Exercise directions: The entries below should be quoted exactly, with no pictures carried over.

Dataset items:
- - - - - - -

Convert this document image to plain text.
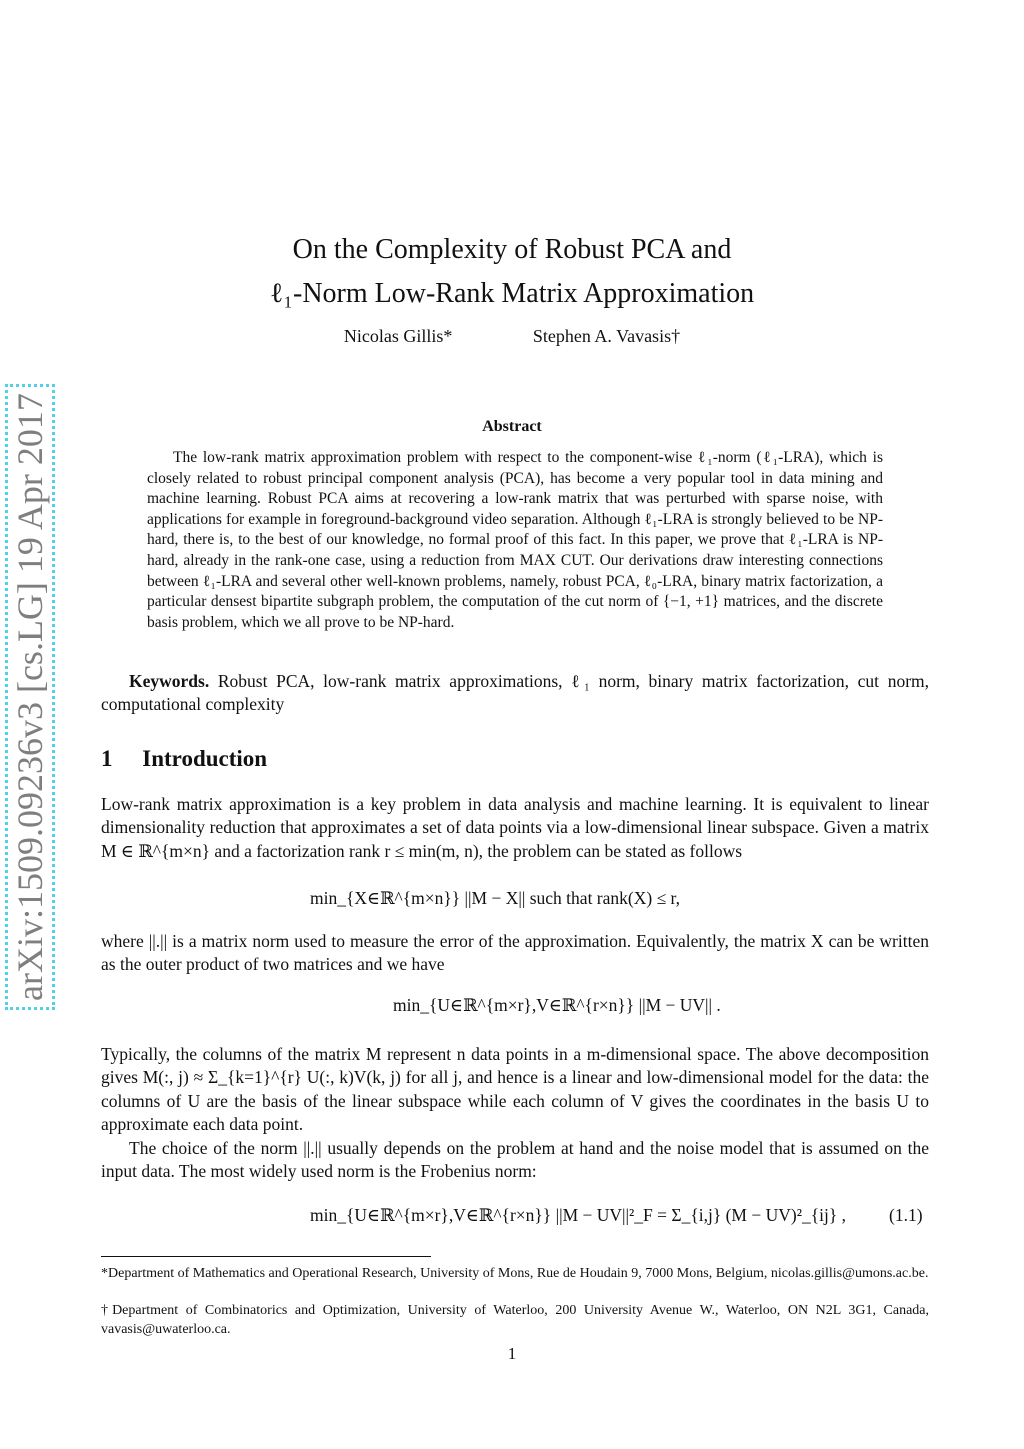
arXiv:1509.09236v3 [cs.LG] 19 Apr 2017
On the Complexity of Robust PCA and
ℓ₁-Norm Low-Rank Matrix Approximation
Nicolas Gillis*	Stephen A. Vavasis†
Abstract
The low-rank matrix approximation problem with respect to the component-wise ℓ₁-norm (ℓ₁-LRA), which is closely related to robust principal component analysis (PCA), has become a very popular tool in data mining and machine learning. Robust PCA aims at recovering a low-rank matrix that was perturbed with sparse noise, with applications for example in foreground-background video separation. Although ℓ₁-LRA is strongly believed to be NP-hard, there is, to the best of our knowledge, no formal proof of this fact. In this paper, we prove that ℓ₁-LRA is NP-hard, already in the rank-one case, using a reduction from MAX CUT. Our derivations draw interesting connections between ℓ₁-LRA and several other well-known problems, namely, robust PCA, ℓ₀-LRA, binary matrix factorization, a particular densest bipartite subgraph problem, the computation of the cut norm of {−1, +1} matrices, and the discrete basis problem, which we all prove to be NP-hard.
Keywords. Robust PCA, low-rank matrix approximations, ℓ₁ norm, binary matrix factorization, cut norm, computational complexity
1 Introduction
Low-rank matrix approximation is a key problem in data analysis and machine learning. It is equivalent to linear dimensionality reduction that approximates a set of data points via a low-dimensional linear subspace. Given a matrix M ∈ ℝ^{m×n} and a factorization rank r ≤ min(m, n), the problem can be stated as follows
min_{X∈ℝ^{m×n}} ||M − X|| such that rank(X) ≤ r,
where ||.|| is a matrix norm used to measure the error of the approximation. Equivalently, the matrix X can be written as the outer product of two matrices and we have
min_{U∈ℝ^{m×r},V∈ℝ^{r×n}} ||M − UV|| .
Typically, the columns of the matrix M represent n data points in a m-dimensional space. The above decomposition gives M(:, j) ≈ Σ_{k=1}^{r} U(:, k)V(k, j) for all j, and hence is a linear and low-dimensional model for the data: the columns of U are the basis of the linear subspace while each column of V gives the coordinates in the basis U to approximate each data point.
The choice of the norm ||.|| usually depends on the problem at hand and the noise model that is assumed on the input data. The most widely used norm is the Frobenius norm:
min_{U∈ℝ^{m×r},V∈ℝ^{r×n}} ||M − UV||²_F = Σ_{i,j} (M − UV)²_{ij} , (1.1)
*Department of Mathematics and Operational Research, University of Mons, Rue de Houdain 9, 7000 Mons, Belgium, nicolas.gillis@umons.ac.be.
†Department of Combinatorics and Optimization, University of Waterloo, 200 University Avenue W., Waterloo, ON N2L 3G1, Canada, vavasis@uwaterloo.ca.
1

- - - - - - -

Full answer:
Convert this document image to plain text.
arXiv:1509.09236v3 [cs.LG] 19 Apr 2017
On the Complexity of Robust PCA and
ℓ₁-Norm Low-Rank Matrix Approximation
Nicolas Gillis*	Stephen A. Vavasis†
Abstract
The low-rank matrix approximation problem with respect to the component-wise ℓ₁-norm (ℓ₁-LRA), which is closely related to robust principal component analysis (PCA), has become a very popular tool in data mining and machine learning. Robust PCA aims at recovering a low-rank matrix that was perturbed with sparse noise, with applications for example in foreground-background video separation. Although ℓ₁-LRA is strongly believed to be NP-hard, there is, to the best of our knowledge, no formal proof of this fact. In this paper, we prove that ℓ₁-LRA is NP-hard, already in the rank-one case, using a reduction from MAX CUT. Our derivations draw interesting connections between ℓ₁-LRA and several other well-known problems, namely, robust PCA, ℓ₀-LRA, binary matrix factorization, a particular densest bipartite subgraph problem, the computation of the cut norm of {−1, +1} matrices, and the discrete basis problem, which we all prove to be NP-hard.
Keywords. Robust PCA, low-rank matrix approximations, ℓ₁ norm, binary matrix factorization, cut norm, computational complexity
1 Introduction
Low-rank matrix approximation is a key problem in data analysis and machine learning. It is equivalent to linear dimensionality reduction that approximates a set of data points via a low-dimensional linear subspace. Given a matrix M ∈ ℝ^{m×n} and a factorization rank r ≤ min(m, n), the problem can be stated as follows
min_{X∈ℝ^{m×n}} ||M − X|| such that rank(X) ≤ r,
where ||.|| is a matrix norm used to measure the error of the approximation. Equivalently, the matrix X can be written as the outer product of two matrices and we have
min_{U∈ℝ^{m×r},V∈ℝ^{r×n}} ||M − UV|| .
Typically, the columns of the matrix M represent n data points in a m-dimensional space. The above decomposition gives M(:, j) ≈ Σ_{k=1}^{r} U(:, k)V(k, j) for all j, and hence is a linear and low-dimensional model for the data: the columns of U are the basis of the linear subspace while each column of V gives the coordinates in the basis U to approximate each data point.
The choice of the norm ||.|| usually depends on the problem at hand and the noise model that is assumed on the input data. The most widely used norm is the Frobenius norm:
min_{U∈ℝ^{m×r},V∈ℝ^{r×n}} ||M − UV||²_F = Σ_{i,j} (M − UV)²_{ij} , (1.1)
*Department of Mathematics and Operational Research, University of Mons, Rue de Houdain 9, 7000 Mons, Belgium, nicolas.gillis@umons.ac.be.
†Department of Combinatorics and Optimization, University of Waterloo, 200 University Avenue W., Waterloo, ON N2L 3G1, Canada, vavasis@uwaterloo.ca.
1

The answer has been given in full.